[Records that describe figures]
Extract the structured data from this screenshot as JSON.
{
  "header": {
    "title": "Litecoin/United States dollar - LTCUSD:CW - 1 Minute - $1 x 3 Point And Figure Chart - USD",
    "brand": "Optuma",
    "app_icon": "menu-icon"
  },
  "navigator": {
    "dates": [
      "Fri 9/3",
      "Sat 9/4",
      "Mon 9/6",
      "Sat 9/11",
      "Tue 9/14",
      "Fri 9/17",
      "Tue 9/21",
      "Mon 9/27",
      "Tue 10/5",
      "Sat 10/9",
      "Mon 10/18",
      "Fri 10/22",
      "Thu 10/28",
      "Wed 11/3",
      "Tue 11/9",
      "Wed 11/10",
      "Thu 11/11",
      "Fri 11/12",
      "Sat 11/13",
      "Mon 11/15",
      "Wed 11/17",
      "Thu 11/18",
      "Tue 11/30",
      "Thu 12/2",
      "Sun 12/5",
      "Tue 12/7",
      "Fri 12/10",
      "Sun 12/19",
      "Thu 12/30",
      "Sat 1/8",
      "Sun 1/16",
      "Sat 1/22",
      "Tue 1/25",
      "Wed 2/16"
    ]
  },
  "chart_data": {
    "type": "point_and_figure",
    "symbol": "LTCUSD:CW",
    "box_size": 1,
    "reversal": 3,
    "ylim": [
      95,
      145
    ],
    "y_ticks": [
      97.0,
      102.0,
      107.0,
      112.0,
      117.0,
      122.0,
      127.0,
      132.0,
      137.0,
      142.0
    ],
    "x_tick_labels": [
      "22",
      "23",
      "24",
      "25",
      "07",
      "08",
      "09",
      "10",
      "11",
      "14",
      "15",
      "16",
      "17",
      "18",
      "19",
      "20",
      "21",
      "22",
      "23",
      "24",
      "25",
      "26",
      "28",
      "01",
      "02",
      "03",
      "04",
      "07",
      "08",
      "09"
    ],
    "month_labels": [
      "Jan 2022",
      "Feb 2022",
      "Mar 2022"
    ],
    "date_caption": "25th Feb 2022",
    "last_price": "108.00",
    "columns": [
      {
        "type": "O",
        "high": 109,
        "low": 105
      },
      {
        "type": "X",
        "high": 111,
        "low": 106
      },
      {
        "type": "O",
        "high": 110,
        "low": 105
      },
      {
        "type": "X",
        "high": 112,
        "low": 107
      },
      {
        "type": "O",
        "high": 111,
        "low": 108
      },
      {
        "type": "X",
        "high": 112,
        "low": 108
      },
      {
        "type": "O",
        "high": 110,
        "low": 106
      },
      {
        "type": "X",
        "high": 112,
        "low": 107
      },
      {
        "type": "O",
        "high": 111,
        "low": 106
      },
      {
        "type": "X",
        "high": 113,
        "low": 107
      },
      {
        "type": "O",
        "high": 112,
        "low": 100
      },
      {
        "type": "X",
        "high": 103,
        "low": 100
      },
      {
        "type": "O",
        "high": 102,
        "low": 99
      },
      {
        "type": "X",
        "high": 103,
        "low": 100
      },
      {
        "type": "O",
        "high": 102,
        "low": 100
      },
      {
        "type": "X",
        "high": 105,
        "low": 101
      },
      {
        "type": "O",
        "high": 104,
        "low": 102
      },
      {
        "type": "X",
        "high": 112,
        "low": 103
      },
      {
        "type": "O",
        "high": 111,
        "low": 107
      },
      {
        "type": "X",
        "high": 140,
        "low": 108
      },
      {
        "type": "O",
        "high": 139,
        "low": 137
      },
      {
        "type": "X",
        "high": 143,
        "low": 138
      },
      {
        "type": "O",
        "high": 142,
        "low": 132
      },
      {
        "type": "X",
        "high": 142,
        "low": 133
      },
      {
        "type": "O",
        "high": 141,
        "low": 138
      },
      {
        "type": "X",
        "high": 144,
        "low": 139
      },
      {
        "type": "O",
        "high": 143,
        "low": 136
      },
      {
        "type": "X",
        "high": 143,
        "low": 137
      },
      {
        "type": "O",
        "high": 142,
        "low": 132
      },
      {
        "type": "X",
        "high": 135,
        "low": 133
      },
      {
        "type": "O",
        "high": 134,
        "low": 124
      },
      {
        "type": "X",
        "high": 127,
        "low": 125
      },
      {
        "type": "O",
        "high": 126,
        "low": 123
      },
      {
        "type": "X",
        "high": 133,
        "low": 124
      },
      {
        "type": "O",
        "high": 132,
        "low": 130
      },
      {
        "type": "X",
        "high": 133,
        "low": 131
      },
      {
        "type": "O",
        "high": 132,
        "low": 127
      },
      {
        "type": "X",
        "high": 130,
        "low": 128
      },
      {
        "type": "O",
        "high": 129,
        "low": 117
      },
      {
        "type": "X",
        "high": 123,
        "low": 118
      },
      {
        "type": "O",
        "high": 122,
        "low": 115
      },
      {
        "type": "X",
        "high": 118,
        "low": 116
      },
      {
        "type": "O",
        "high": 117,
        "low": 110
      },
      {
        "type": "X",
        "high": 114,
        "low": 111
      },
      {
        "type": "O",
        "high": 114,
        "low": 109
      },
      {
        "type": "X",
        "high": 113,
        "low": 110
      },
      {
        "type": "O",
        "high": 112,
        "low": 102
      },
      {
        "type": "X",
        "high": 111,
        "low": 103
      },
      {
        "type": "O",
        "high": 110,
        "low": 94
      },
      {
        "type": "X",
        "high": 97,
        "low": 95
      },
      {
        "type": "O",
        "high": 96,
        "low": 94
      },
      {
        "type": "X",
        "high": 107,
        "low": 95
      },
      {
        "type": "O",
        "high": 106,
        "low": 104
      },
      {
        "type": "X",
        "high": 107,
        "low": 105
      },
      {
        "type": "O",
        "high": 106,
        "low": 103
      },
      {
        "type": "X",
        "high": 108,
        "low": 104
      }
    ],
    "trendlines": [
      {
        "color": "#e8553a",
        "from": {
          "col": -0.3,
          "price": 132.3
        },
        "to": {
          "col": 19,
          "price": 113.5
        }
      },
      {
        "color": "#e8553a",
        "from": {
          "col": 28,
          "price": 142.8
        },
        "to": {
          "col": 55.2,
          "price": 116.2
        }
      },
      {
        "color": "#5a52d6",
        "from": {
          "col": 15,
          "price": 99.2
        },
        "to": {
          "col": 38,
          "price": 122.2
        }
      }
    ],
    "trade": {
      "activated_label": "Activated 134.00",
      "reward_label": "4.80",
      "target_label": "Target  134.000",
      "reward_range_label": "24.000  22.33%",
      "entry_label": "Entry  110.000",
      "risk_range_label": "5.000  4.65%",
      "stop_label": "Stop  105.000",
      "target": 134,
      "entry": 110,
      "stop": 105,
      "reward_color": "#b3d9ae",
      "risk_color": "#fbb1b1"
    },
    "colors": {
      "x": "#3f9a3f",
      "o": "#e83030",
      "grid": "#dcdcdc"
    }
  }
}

## Goal
Transcribe each record exactly. Leave nothing out.

## Correct answer
Extract the structured data from this screenshot as JSON.
{
  "header": {
    "title": "Litecoin/United States dollar - LTCUSD:CW - 1 Minute - $1 x 3 Point And Figure Chart - USD",
    "brand": "Optuma",
    "app_icon": "menu-icon"
  },
  "navigator": {
    "dates": [
      "Fri 9/3",
      "Sat 9/4",
      "Mon 9/6",
      "Sat 9/11",
      "Tue 9/14",
      "Fri 9/17",
      "Tue 9/21",
      "Mon 9/27",
      "Tue 10/5",
      "Sat 10/9",
      "Mon 10/18",
      "Fri 10/22",
      "Thu 10/28",
      "Wed 11/3",
      "Tue 11/9",
      "Wed 11/10",
      "Thu 11/11",
      "Fri 11/12",
      "Sat 11/13",
      "Mon 11/15",
      "Wed 11/17",
      "Thu 11/18",
      "Tue 11/30",
      "Thu 12/2",
      "Sun 12/5",
      "Tue 12/7",
      "Fri 12/10",
      "Sun 12/19",
      "Thu 12/30",
      "Sat 1/8",
      "Sun 1/16",
      "Sat 1/22",
      "Tue 1/25",
      "Wed 2/16"
    ]
  },
  "chart_data": {
    "type": "point_and_figure",
    "symbol": "LTCUSD:CW",
    "box_size": 1,
    "reversal": 3,
    "ylim": [
      95,
      145
    ],
    "y_ticks": [
      97.0,
      102.0,
      107.0,
      112.0,
      117.0,
      122.0,
      127.0,
      132.0,
      137.0,
      142.0
    ],
    "x_tick_labels": [
      "22",
      "23",
      "24",
      "25",
      "07",
      "08",
      "09",
      "10",
      "11",
      "14",
      "15",
      "16",
      "17",
      "18",
      "19",
      "20",
      "21",
      "22",
      "23",
      "24",
      "25",
      "26",
      "28",
      "01",
      "02",
      "03",
      "04",
      "07",
      "08",
      "09"
    ],
    "month_labels": [
      "Jan 2022",
      "Feb 2022",
      "Mar 2022"
    ],
    "date_caption": "25th Feb 2022",
    "last_price": "108.00",
    "columns": [
      {
        "type": "O",
        "high": 109,
        "low": 105
      },
      {
        "type": "X",
        "high": 111,
        "low": 106
      },
      {
        "type": "O",
        "high": 110,
        "low": 105
      },
      {
        "type": "X",
        "high": 112,
        "low": 107
      },
      {
        "type": "O",
        "high": 111,
        "low": 108
      },
      {
        "type": "X",
        "high": 112,
        "low": 108
      },
      {
        "type": "O",
        "high": 110,
        "low": 106
      },
      {
        "type": "X",
        "high": 112,
        "low": 107
      },
      {
        "type": "O",
        "high": 111,
        "low": 106
      },
      {
        "type": "X",
        "high": 113,
        "low": 107
      },
      {
        "type": "O",
        "high": 112,
        "low": 100
      },
      {
        "type": "X",
        "high": 103,
        "low": 100
      },
      {
        "type": "O",
        "high": 102,
        "low": 99
      },
      {
        "type": "X",
        "high": 103,
        "low": 100
      },
      {
        "type": "O",
        "high": 102,
        "low": 100
      },
      {
        "type": "X",
        "high": 105,
        "low": 101
      },
      {
        "type": "O",
        "high": 104,
        "low": 102
      },
      {
        "type": "X",
        "high": 112,
        "low": 103
      },
      {
        "type": "O",
        "high": 111,
        "low": 107
      },
      {
        "type": "X",
        "high": 140,
        "low": 108
      },
      {
        "type": "O",
        "high": 139,
        "low": 137
      },
      {
        "type": "X",
        "high": 143,
        "low": 138
      },
      {
        "type": "O",
        "high": 142,
        "low": 132
      },
      {
        "type": "X",
        "high": 142,
        "low": 133
      },
      {
        "type": "O",
        "high": 141,
        "low": 138
      },
      {
        "type": "X",
        "high": 144,
        "low": 139
      },
      {
        "type": "O",
        "high": 143,
        "low": 136
      },
      {
        "type": "X",
        "high": 143,
        "low": 137
      },
      {
        "type": "O",
        "high": 142,
        "low": 132
      },
      {
        "type": "X",
        "high": 135,
        "low": 133
      },
      {
        "type": "O",
        "high": 134,
        "low": 124
      },
      {
        "type": "X",
        "high": 127,
        "low": 125
      },
      {
        "type": "O",
        "high": 126,
        "low": 123
      },
      {
        "type": "X",
        "high": 133,
        "low": 124
      },
      {
        "type": "O",
        "high": 132,
        "low": 130
      },
      {
        "type": "X",
        "high": 133,
        "low": 131
      },
      {
        "type": "O",
        "high": 132,
        "low": 127
      },
      {
        "type": "X",
        "high": 130,
        "low": 128
      },
      {
        "type": "O",
        "high": 129,
        "low": 117
      },
      {
        "type": "X",
        "high": 123,
        "low": 118
      },
      {
        "type": "O",
        "high": 122,
        "low": 115
      },
      {
        "type": "X",
        "high": 118,
        "low": 116
      },
      {
        "type": "O",
        "high": 117,
        "low": 110
      },
      {
        "type": "X",
        "high": 114,
        "low": 111
      },
      {
        "type": "O",
        "high": 114,
        "low": 109
      },
      {
        "type": "X",
        "high": 113,
        "low": 110
      },
      {
        "type": "O",
        "high": 112,
        "low": 102
      },
      {
        "type": "X",
        "high": 111,
        "low": 103
      },
      {
        "type": "O",
        "high": 110,
        "low": 94
      },
      {
        "type": "X",
        "high": 97,
        "low": 95
      },
      {
        "type": "O",
        "high": 96,
        "low": 94
      },
      {
        "type": "X",
        "high": 107,
        "low": 95
      },
      {
        "type": "O",
        "high": 106,
        "low": 104
      },
      {
        "type": "X",
        "high": 107,
        "low": 105
      },
      {
        "type": "O",
        "high": 106,
        "low": 103
      },
      {
        "type": "X",
        "high": 108,
        "low": 104
      }
    ],
    "trendlines": [
      {
        "color": "#e8553a",
        "from": {
          "col": -0.3,
          "price": 132.3
        },
        "to": {
          "col": 19,
          "price": 113.5
        }
      },
      {
        "color": "#e8553a",
        "from": {
          "col": 28,
          "price": 142.8
        },
        "to": {
          "col": 55.2,
          "price": 116.2
        }
      },
      {
        "color": "#5a52d6",
        "from": {
          "col": 15,
          "price": 99.2
        },
        "to": {
          "col": 38,
          "price": 122.2
        }
      }
    ],
    "trade": {
      "activated_label": "Activated 134.00",
      "reward_label": "4.80",
      "target_label": "Target  134.000",
      "reward_range_label": "24.000  22.33%",
      "entry_label": "Entry  110.000",
      "risk_range_label": "5.000  4.65%",
      "stop_label": "Stop  105.000",
      "target": 134,
      "entry": 110,
      "stop": 105,
      "reward_color": "#b3d9ae",
      "risk_color": "#fbb1b1"
    },
    "colors": {
      "x": "#3f9a3f",
      "o": "#e83030",
      "grid": "#dcdcdc"
    }
  }
}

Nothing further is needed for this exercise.